= What you should do =
List all the lines in these records that hold "greenhouses".

= Collected data =

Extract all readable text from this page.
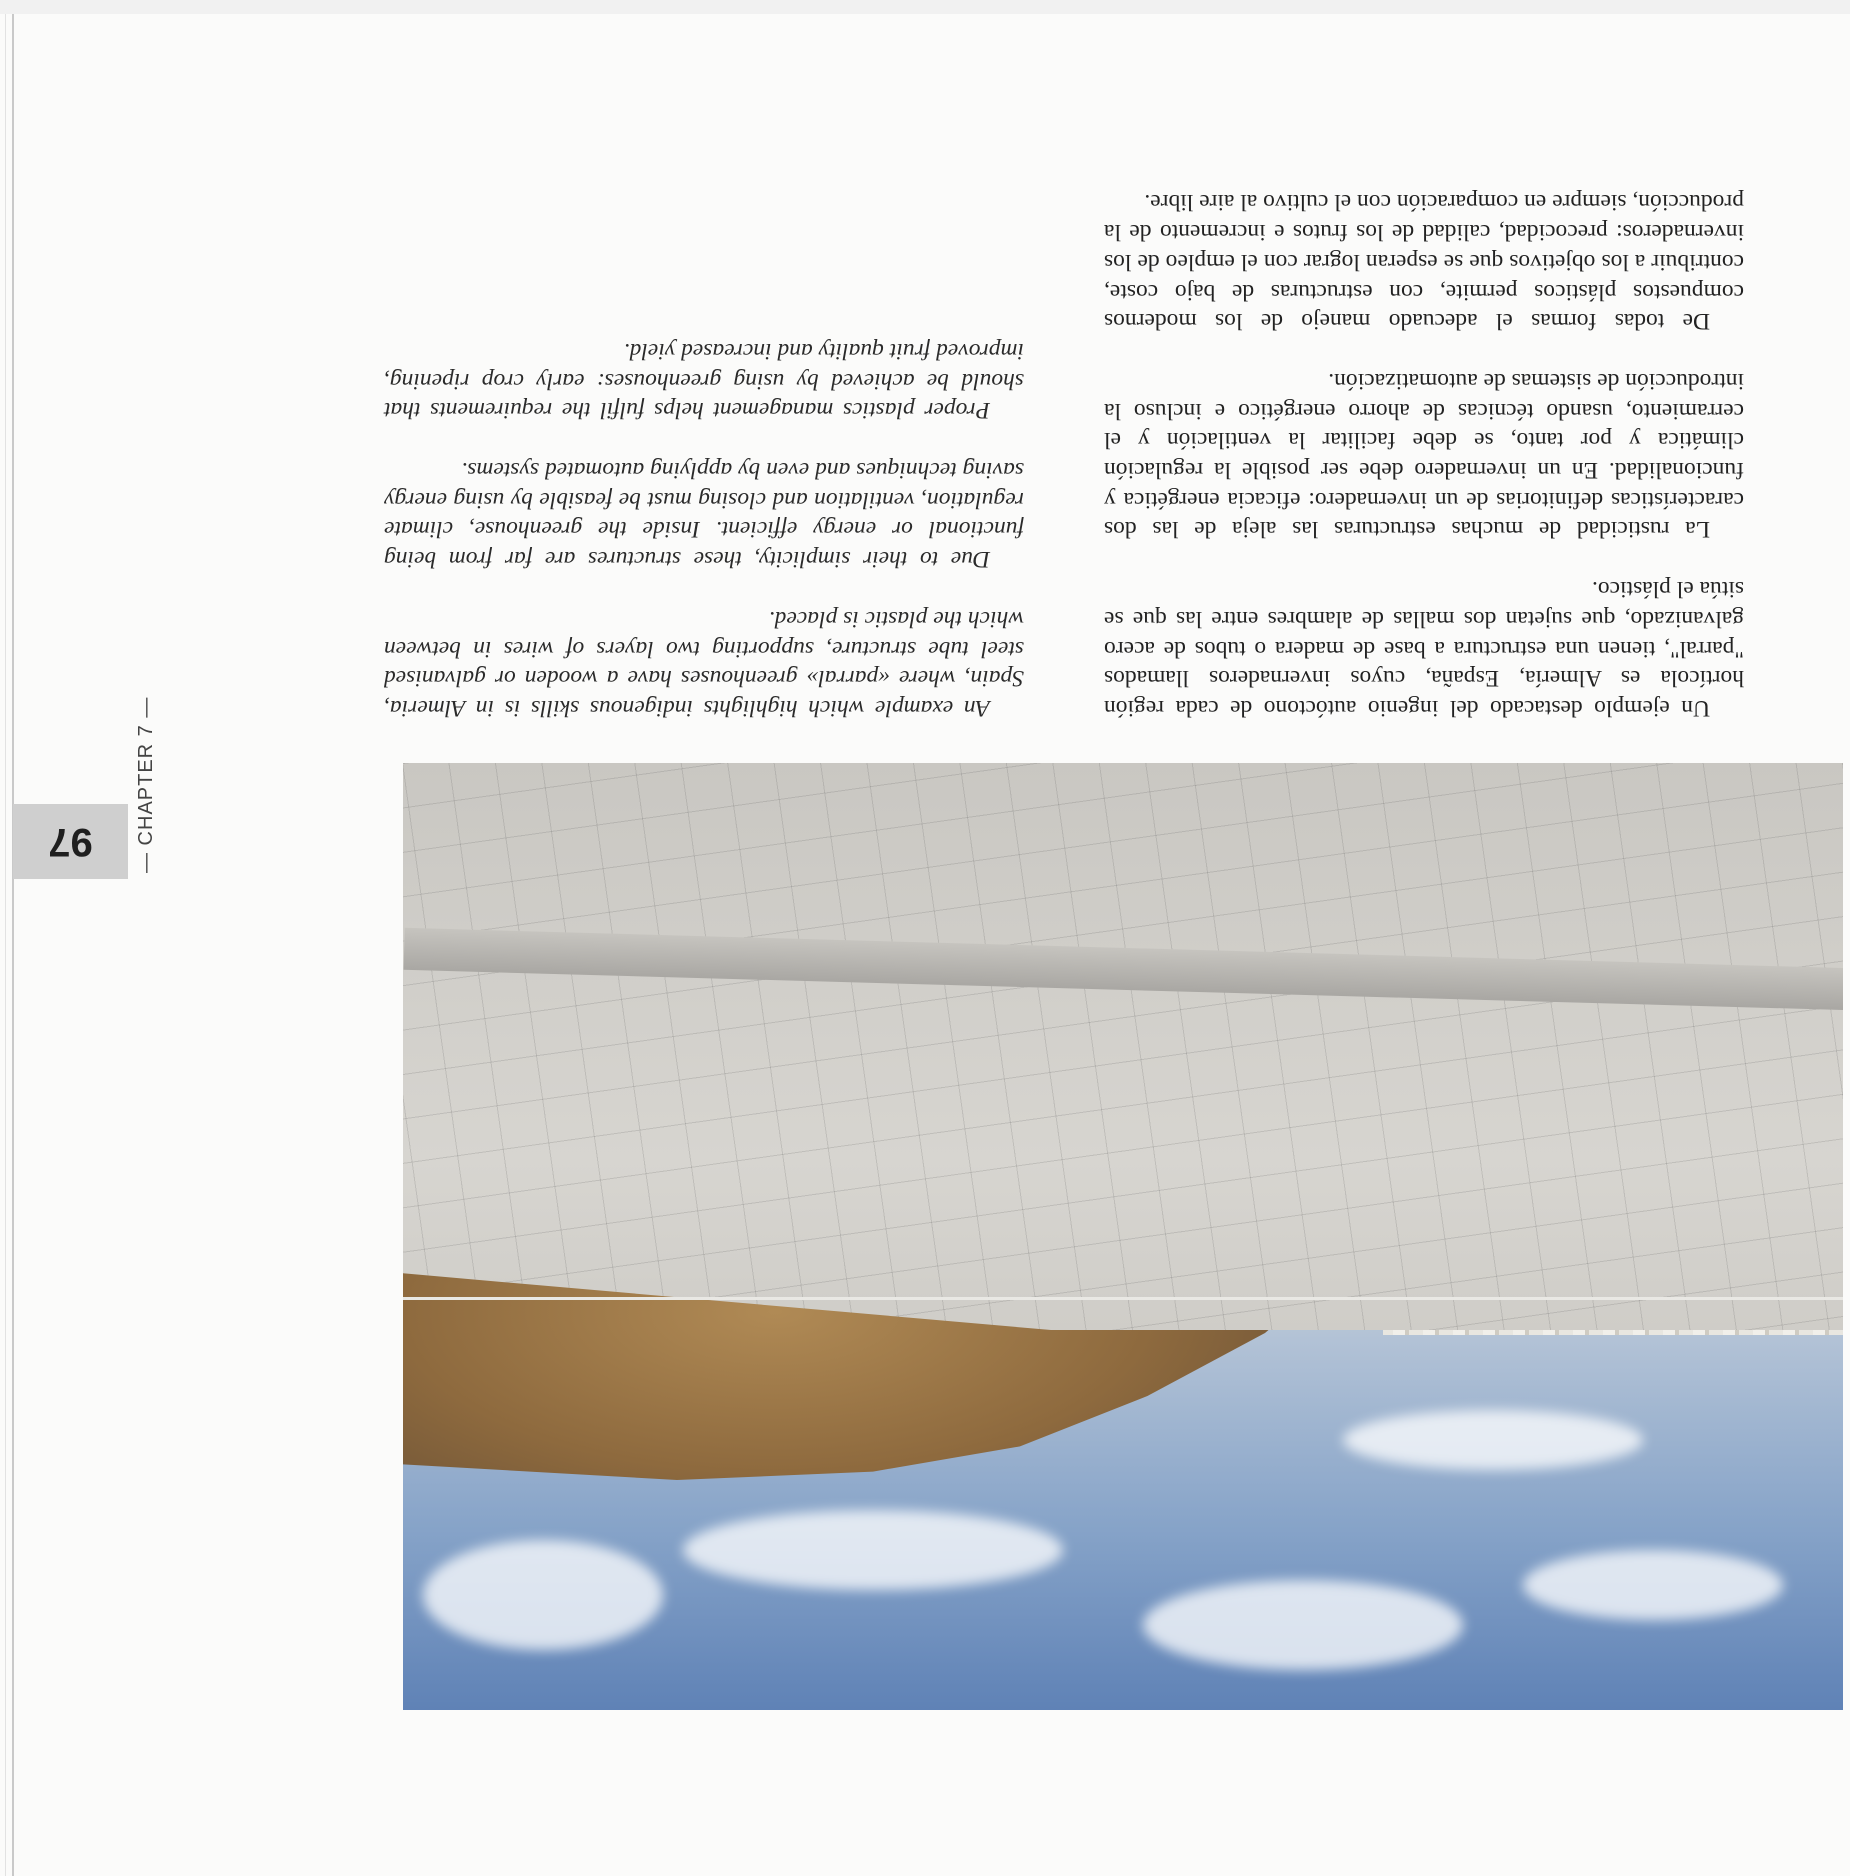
Un ejemplo destacado del ingenio autóctono de cada región hortícola es Almería, España, cuyos invernaderos llamados "parral", tienen una estructura a base de madera o tubos de acero galvanizado, que sujetan dos mallas de alambres entre las que se sitúa el plástico.

La rusticidad de muchas estructuras las aleja de las dos características definitorias de un invernadero: eficacia energética y funcionalidad. En un invernadero debe ser posible la regulación climática y por tanto, se debe facilitar la ventilación y el cerramiento, usando técnicas de ahorro energético e incluso la introducción de sistemas de automatización.

De todas formas el adecuado manejo de los modernos compuestos plásticos permite, con estructuras de bajo coste, contribuir a los objetivos que se esperan lograr con el empleo de los invernaderos: precocidad, calidad de los frutos e incremento de la producción, siempre en comparación con el cultivo al aire libre.

An example which highlights indigenous skills is in Almeria, Spain, where «parral» greenhouses have a wooden or galvanised steel tube structure, supporting two layers of wires in between which the plastic is placed.

Due to their simplicity, these structures are far from being functional or energy efficient. Inside the greenhouse, climate regulation, ventilation and closing must be feasible by using energy saving techniques and even by applying automated systems.

Proper plastics management helps fulfil the requirements that should be achieved by using greenhouses: early crop ripening, improved fruit quality and increased yield.

97	— CHAPTER 7 —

= Response to this exercise =
An example which highlights indigenous skills is in Almeria, Spain, where «parral» greenhouses have a wooden or galvanised steel tube structure, supporting two layers of wires in between which the plastic is placed.
Proper plastics management helps fulfil the requirements that should be achieved by using greenhouses: early crop ripening, improved fruit quality and increased yield.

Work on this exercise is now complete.